● GIVEN TASK
Copy every line of the material below word for word.

** begin RECORD EXCERPTS **

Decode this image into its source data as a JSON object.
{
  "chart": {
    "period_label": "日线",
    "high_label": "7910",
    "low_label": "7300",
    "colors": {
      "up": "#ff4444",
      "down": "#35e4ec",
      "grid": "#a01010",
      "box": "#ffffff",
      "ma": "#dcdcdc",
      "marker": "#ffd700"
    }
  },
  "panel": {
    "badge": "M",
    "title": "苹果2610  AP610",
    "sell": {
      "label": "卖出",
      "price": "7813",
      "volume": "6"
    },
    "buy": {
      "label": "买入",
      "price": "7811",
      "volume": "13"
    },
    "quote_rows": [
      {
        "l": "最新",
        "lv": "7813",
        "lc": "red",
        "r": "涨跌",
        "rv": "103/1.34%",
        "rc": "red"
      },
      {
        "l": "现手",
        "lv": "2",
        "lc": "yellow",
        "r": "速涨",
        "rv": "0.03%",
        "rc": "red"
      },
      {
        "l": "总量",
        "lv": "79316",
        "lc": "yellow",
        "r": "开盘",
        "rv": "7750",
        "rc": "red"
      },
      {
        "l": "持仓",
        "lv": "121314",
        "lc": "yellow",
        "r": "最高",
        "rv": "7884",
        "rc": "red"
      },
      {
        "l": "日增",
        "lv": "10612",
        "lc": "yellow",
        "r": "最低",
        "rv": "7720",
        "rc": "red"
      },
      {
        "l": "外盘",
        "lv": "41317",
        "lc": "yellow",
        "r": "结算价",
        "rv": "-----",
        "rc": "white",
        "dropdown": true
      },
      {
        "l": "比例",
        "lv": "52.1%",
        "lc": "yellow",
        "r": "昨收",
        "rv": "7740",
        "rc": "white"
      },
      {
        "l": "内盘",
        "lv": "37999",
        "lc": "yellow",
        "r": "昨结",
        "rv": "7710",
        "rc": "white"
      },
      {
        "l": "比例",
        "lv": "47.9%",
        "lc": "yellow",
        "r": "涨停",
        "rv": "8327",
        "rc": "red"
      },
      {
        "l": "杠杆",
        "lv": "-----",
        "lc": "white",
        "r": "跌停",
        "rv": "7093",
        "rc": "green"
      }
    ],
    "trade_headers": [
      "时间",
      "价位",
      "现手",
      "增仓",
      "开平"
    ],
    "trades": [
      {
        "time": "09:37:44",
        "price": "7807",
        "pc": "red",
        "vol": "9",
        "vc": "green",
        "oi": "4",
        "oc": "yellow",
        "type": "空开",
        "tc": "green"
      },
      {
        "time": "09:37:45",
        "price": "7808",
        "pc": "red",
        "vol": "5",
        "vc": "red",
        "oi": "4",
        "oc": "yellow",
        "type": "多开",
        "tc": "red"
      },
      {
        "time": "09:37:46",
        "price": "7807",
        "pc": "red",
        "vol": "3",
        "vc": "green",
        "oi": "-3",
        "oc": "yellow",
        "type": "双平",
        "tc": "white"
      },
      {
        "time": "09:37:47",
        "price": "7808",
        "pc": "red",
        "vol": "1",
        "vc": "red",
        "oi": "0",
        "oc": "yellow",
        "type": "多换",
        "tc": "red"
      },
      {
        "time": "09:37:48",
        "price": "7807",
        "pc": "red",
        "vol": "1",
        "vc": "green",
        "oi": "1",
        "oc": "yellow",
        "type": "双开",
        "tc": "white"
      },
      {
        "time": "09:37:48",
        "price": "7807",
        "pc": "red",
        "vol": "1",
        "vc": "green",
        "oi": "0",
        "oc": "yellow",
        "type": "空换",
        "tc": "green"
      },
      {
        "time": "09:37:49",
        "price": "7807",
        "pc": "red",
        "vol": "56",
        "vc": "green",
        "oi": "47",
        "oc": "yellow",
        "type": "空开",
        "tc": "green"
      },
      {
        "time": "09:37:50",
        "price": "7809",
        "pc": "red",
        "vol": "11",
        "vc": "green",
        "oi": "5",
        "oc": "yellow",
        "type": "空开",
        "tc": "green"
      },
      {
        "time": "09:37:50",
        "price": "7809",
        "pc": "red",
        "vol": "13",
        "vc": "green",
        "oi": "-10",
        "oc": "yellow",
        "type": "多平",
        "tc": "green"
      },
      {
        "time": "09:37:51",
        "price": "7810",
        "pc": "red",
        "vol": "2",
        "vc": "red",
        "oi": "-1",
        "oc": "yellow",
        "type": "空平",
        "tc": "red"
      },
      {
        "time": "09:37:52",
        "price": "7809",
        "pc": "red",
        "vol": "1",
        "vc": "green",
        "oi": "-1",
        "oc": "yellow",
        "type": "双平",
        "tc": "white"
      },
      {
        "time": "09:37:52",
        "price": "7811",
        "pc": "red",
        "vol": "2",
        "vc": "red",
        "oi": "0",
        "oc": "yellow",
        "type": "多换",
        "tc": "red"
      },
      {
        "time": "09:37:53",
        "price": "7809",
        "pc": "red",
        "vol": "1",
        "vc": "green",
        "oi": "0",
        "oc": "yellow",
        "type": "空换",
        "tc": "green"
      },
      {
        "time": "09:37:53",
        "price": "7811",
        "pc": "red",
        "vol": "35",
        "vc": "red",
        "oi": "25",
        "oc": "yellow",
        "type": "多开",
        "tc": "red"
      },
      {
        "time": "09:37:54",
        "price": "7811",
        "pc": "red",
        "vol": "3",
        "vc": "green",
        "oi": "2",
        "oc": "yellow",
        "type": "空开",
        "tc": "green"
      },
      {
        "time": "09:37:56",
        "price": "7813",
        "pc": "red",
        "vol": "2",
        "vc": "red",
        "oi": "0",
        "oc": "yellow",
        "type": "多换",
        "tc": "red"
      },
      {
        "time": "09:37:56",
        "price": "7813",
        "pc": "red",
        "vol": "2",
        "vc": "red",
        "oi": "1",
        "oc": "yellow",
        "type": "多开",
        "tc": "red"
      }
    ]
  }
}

** end RECORD EXCERPTS **

● WORKED ANSWER
Decode this image into its source data as a JSON object.
{
  "chart": {
    "period_label": "日线",
    "high_label": "7910",
    "low_label": "7300",
    "colors": {
      "up": "#ff4444",
      "down": "#35e4ec",
      "grid": "#a01010",
      "box": "#ffffff",
      "ma": "#dcdcdc",
      "marker": "#ffd700"
    }
  },
  "panel": {
    "badge": "M",
    "title": "苹果2610  AP610",
    "sell": {
      "label": "卖出",
      "price": "7813",
      "volume": "6"
    },
    "buy": {
      "label": "买入",
      "price": "7811",
      "volume": "13"
    },
    "quote_rows": [
      {
        "l": "最新",
        "lv": "7813",
        "lc": "red",
        "r": "涨跌",
        "rv": "103/1.34%",
        "rc": "red"
      },
      {
        "l": "现手",
        "lv": "2",
        "lc": "yellow",
        "r": "速涨",
        "rv": "0.03%",
        "rc": "red"
      },
      {
        "l": "总量",
        "lv": "79316",
        "lc": "yellow",
        "r": "开盘",
        "rv": "7750",
        "rc": "red"
      },
      {
        "l": "持仓",
        "lv": "121314",
        "lc": "yellow",
        "r": "最高",
        "rv": "7884",
        "rc": "red"
      },
      {
        "l": "日增",
        "lv": "10612",
        "lc": "yellow",
        "r": "最低",
        "rv": "7720",
        "rc": "red"
      },
      {
        "l": "外盘",
        "lv": "41317",
        "lc": "yellow",
        "r": "结算价",
        "rv": "-----",
        "rc": "white",
        "dropdown": true
      },
      {
        "l": "比例",
        "lv": "52.1%",
        "lc": "yellow",
        "r": "昨收",
        "rv": "7740",
        "rc": "white"
      },
      {
        "l": "内盘",
        "lv": "37999",
        "lc": "yellow",
        "r": "昨结",
        "rv": "7710",
        "rc": "white"
      },
      {
        "l": "比例",
        "lv": "47.9%",
        "lc": "yellow",
        "r": "涨停",
        "rv": "8327",
        "rc": "red"
      },
      {
        "l": "杠杆",
        "lv": "-----",
        "lc": "white",
        "r": "跌停",
        "rv": "7093",
        "rc": "green"
      }
    ],
    "trade_headers": [
      "时间",
      "价位",
      "现手",
      "增仓",
      "开平"
    ],
    "trades": [
      {
        "time": "09:37:44",
        "price": "7807",
        "pc": "red",
        "vol": "9",
        "vc": "green",
        "oi": "4",
        "oc": "yellow",
        "type": "空开",
        "tc": "green"
      },
      {
        "time": "09:37:45",
        "price": "7808",
        "pc": "red",
        "vol": "5",
        "vc": "red",
        "oi": "4",
        "oc": "yellow",
        "type": "多开",
        "tc": "red"
      },
      {
        "time": "09:37:46",
        "price": "7807",
        "pc": "red",
        "vol": "3",
        "vc": "green",
        "oi": "-3",
        "oc": "yellow",
        "type": "双平",
        "tc": "white"
      },
      {
        "time": "09:37:47",
        "price": "7808",
        "pc": "red",
        "vol": "1",
        "vc": "red",
        "oi": "0",
        "oc": "yellow",
        "type": "多换",
        "tc": "red"
      },
      {
        "time": "09:37:48",
        "price": "7807",
        "pc": "red",
        "vol": "1",
        "vc": "green",
        "oi": "1",
        "oc": "yellow",
        "type": "双开",
        "tc": "white"
      },
      {
        "time": "09:37:48",
        "price": "7807",
        "pc": "red",
        "vol": "1",
        "vc": "green",
        "oi": "0",
        "oc": "yellow",
        "type": "空换",
        "tc": "green"
      },
      {
        "time": "09:37:49",
        "price": "7807",
        "pc": "red",
        "vol": "56",
        "vc": "green",
        "oi": "47",
        "oc": "yellow",
        "type": "空开",
        "tc": "green"
      },
      {
        "time": "09:37:50",
        "price": "7809",
        "pc": "red",
        "vol": "11",
        "vc": "green",
        "oi": "5",
        "oc": "yellow",
        "type": "空开",
        "tc": "green"
      },
      {
        "time": "09:37:50",
        "price": "7809",
        "pc": "red",
        "vol": "13",
        "vc": "green",
        "oi": "-10",
        "oc": "yellow",
        "type": "多平",
        "tc": "green"
      },
      {
        "time": "09:37:51",
        "price": "7810",
        "pc": "red",
        "vol": "2",
        "vc": "red",
        "oi": "-1",
        "oc": "yellow",
        "type": "空平",
        "tc": "red"
      },
      {
        "time": "09:37:52",
        "price": "7809",
        "pc": "red",
        "vol": "1",
        "vc": "green",
        "oi": "-1",
        "oc": "yellow",
        "type": "双平",
        "tc": "white"
      },
      {
        "time": "09:37:52",
        "price": "7811",
        "pc": "red",
        "vol": "2",
        "vc": "red",
        "oi": "0",
        "oc": "yellow",
        "type": "多换",
        "tc": "red"
      },
      {
        "time": "09:37:53",
        "price": "7809",
        "pc": "red",
        "vol": "1",
        "vc": "green",
        "oi": "0",
        "oc": "yellow",
        "type": "空换",
        "tc": "green"
      },
      {
        "time": "09:37:53",
        "price": "7811",
        "pc": "red",
        "vol": "35",
        "vc": "red",
        "oi": "25",
        "oc": "yellow",
        "type": "多开",
        "tc": "red"
      },
      {
        "time": "09:37:54",
        "price": "7811",
        "pc": "red",
        "vol": "3",
        "vc": "green",
        "oi": "2",
        "oc": "yellow",
        "type": "空开",
        "tc": "green"
      },
      {
        "time": "09:37:56",
        "price": "7813",
        "pc": "red",
        "vol": "2",
        "vc": "red",
        "oi": "0",
        "oc": "yellow",
        "type": "多换",
        "tc": "red"
      },
      {
        "time": "09:37:56",
        "price": "7813",
        "pc": "red",
        "vol": "2",
        "vc": "red",
        "oi": "1",
        "oc": "yellow",
        "type": "多开",
        "tc": "red"
      }
    ]
  }
}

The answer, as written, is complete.